◆ Problem statement:
Below are the entries; count the lines in them that contain the word "Aléatoir" and give only the number.

◆ Stored items from a collection:
=-=-=

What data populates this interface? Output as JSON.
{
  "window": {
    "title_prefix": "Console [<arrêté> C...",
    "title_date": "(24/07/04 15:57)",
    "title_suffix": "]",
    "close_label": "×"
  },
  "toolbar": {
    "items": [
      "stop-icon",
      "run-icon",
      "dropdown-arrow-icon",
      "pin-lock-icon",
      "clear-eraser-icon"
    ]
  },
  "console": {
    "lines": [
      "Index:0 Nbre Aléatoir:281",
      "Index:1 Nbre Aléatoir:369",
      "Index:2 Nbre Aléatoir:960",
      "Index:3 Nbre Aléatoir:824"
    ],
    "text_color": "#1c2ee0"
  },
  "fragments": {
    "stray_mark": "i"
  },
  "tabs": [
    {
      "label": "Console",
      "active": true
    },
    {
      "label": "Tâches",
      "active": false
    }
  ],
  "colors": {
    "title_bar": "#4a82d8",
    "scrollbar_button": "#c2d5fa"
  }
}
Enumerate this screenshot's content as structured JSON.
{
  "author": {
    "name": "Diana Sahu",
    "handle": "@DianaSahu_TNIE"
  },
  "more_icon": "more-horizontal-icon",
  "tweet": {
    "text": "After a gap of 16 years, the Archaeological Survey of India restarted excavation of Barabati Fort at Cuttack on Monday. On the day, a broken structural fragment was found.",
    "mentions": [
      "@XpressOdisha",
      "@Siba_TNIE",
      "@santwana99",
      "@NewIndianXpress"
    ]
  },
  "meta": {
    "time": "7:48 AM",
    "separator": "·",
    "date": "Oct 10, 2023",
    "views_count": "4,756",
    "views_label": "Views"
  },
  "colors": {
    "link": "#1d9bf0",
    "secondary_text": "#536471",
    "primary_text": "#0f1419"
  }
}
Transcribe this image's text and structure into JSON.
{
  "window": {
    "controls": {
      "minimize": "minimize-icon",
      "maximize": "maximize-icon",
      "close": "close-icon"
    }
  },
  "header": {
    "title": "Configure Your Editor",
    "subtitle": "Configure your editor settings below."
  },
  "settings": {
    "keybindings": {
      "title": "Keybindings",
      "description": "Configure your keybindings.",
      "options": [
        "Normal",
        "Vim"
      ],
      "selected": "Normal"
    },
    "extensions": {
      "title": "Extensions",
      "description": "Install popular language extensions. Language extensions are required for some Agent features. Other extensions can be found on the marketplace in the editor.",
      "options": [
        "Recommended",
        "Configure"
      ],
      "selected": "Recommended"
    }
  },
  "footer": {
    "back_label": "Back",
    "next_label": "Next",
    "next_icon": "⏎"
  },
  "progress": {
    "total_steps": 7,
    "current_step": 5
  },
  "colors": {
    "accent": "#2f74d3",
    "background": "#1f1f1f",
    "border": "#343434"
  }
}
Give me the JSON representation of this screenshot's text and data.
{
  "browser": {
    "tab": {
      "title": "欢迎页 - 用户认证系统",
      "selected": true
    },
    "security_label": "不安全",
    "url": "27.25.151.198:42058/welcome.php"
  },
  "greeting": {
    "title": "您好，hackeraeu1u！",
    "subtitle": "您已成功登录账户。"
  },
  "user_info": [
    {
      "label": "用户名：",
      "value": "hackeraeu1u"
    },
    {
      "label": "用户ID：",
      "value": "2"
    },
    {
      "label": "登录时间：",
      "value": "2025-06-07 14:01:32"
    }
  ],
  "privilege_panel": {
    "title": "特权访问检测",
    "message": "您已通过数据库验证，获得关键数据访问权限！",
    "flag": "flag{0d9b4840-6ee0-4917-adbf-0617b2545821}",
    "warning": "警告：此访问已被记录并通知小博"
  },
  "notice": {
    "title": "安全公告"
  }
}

=-=-=

◆ Response to the task:
4